| PROVIDED RECORDS |
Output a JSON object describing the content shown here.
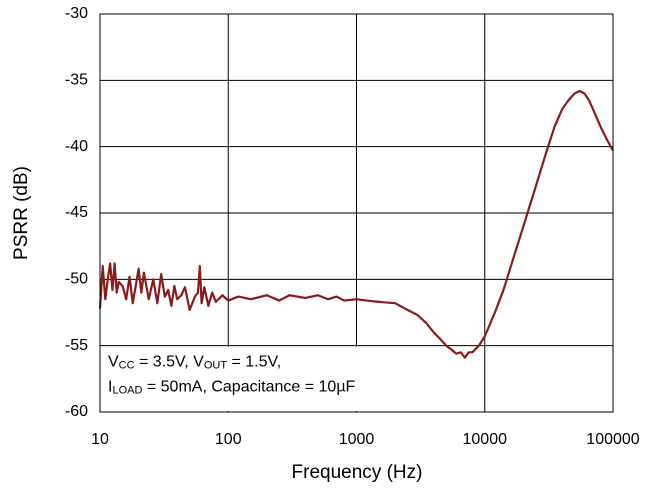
{
  "chart_data": {
    "type": "line",
    "xscale": "log",
    "grid": true,
    "x_label": "Frequency (Hz)",
    "y_label": "PSRR (dB)",
    "xlim": [
      10,
      100000
    ],
    "xticks": [
      10,
      100,
      1000,
      10000,
      100000
    ],
    "ylim": [
      -60,
      -30
    ],
    "yticks": [
      -60,
      -55,
      -50,
      -45,
      -40,
      -35,
      -30
    ],
    "annotation": [
      [
        {
          "text": "V"
        },
        {
          "text": "CC",
          "sub": true
        },
        {
          "text": " = 3.5V, V"
        },
        {
          "text": "OUT",
          "sub": true
        },
        {
          "text": " = 1.5V,"
        }
      ],
      [
        {
          "text": "I"
        },
        {
          "text": "LOAD",
          "sub": true
        },
        {
          "text": " = 50mA, Capacitance = 10µF"
        }
      ]
    ],
    "x": [
      10,
      10.5,
      11,
      11.5,
      12,
      12.5,
      13,
      13.5,
      14,
      15,
      16,
      17,
      18,
      19,
      20,
      21,
      22,
      24,
      26,
      28,
      30,
      32,
      34,
      36,
      38,
      40,
      43,
      46,
      50,
      55,
      58,
      60,
      62,
      65,
      70,
      75,
      80,
      90,
      100,
      120,
      150,
      200,
      250,
      300,
      400,
      500,
      600,
      700,
      800,
      1000,
      1200,
      1500,
      2000,
      2500,
      3000,
      3500,
      4000,
      4500,
      5000,
      5500,
      6000,
      6500,
      7000,
      7500,
      8000,
      9000,
      10000,
      12000,
      14000,
      16000,
      20000,
      25000,
      30000,
      35000,
      40000,
      45000,
      50000,
      55000,
      60000,
      65000,
      70000,
      80000,
      90000,
      100000
    ],
    "series": [
      {
        "color": "#8b1a1a",
        "values": [
          -52.2,
          -49,
          -51.5,
          -50,
          -48.8,
          -50.8,
          -48.8,
          -51,
          -50.2,
          -50.5,
          -51.5,
          -49.8,
          -51.8,
          -50.5,
          -49.2,
          -51,
          -49.5,
          -51.5,
          -50,
          -51.8,
          -49.6,
          -51.3,
          -50.8,
          -52,
          -50.5,
          -51.5,
          -51.2,
          -50.6,
          -52.3,
          -51.3,
          -51,
          -49,
          -51.8,
          -50.6,
          -52,
          -51,
          -51.7,
          -51.2,
          -51.6,
          -51.3,
          -51.5,
          -51.2,
          -51.6,
          -51.2,
          -51.4,
          -51.2,
          -51.5,
          -51.3,
          -51.6,
          -51.5,
          -51.6,
          -51.7,
          -51.8,
          -52.3,
          -52.7,
          -53.3,
          -54,
          -54.5,
          -55,
          -55.3,
          -55.6,
          -55.5,
          -55.9,
          -55.5,
          -55.5,
          -55,
          -54.3,
          -52.5,
          -50.8,
          -49,
          -46,
          -43,
          -40.5,
          -38.5,
          -37.2,
          -36.5,
          -36,
          -35.8,
          -36,
          -36.5,
          -37.2,
          -38.5,
          -39.5,
          -40.3
        ]
      }
    ]
  }
}
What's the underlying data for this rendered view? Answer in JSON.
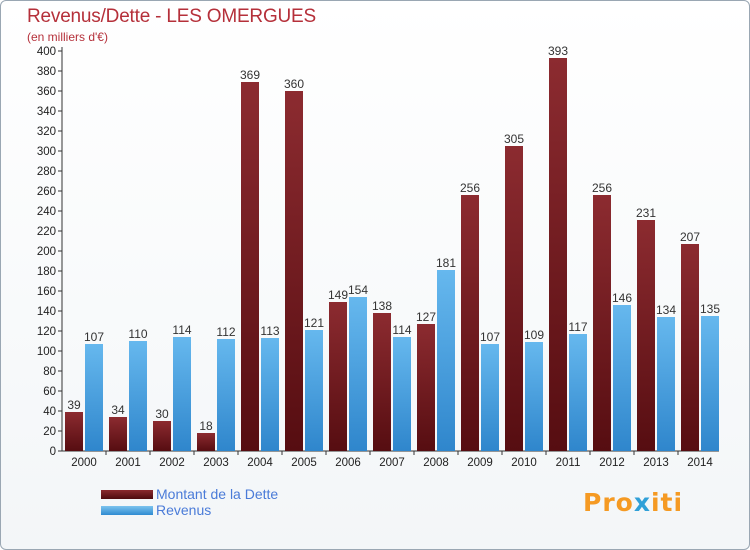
{
  "chart_data": {
    "type": "bar",
    "title": "Revenus/Dette - LES OMERGUES",
    "subtitle": "(en milliers d'€)",
    "categories": [
      "2000",
      "2001",
      "2002",
      "2003",
      "2004",
      "2005",
      "2006",
      "2007",
      "2008",
      "2009",
      "2010",
      "2011",
      "2012",
      "2013",
      "2014"
    ],
    "series": [
      {
        "name": "Montant de la Dette",
        "values": [
          39,
          34,
          30,
          18,
          369,
          360,
          149,
          138,
          127,
          256,
          305,
          393,
          256,
          231,
          207
        ],
        "color": "#6e1b20"
      },
      {
        "name": "Revenus",
        "values": [
          107,
          110,
          114,
          112,
          113,
          121,
          154,
          114,
          181,
          107,
          109,
          117,
          146,
          134,
          135
        ],
        "color": "#4aa5e6"
      }
    ],
    "ylim": [
      0,
      400
    ],
    "yticks": [
      0,
      20,
      40,
      60,
      80,
      100,
      120,
      140,
      160,
      180,
      200,
      220,
      240,
      260,
      280,
      300,
      320,
      340,
      360,
      380,
      400
    ],
    "grid": false,
    "legend_position": "bottom-left"
  },
  "logo": {
    "brand": "Proxiti"
  }
}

| GIVEN PROBLEM |
Pull out each line of the records holding the string "text".

| EXERCISE SOLUTION |
          "text": "V"
          "text": "CC",
          "text": " = 3.5V, V"
          "text": "OUT",
          "text": " = 1.5V,"
          "text": "I"
          "text": "LOAD",
          "text": " = 50mA, Capacitance = 10µF"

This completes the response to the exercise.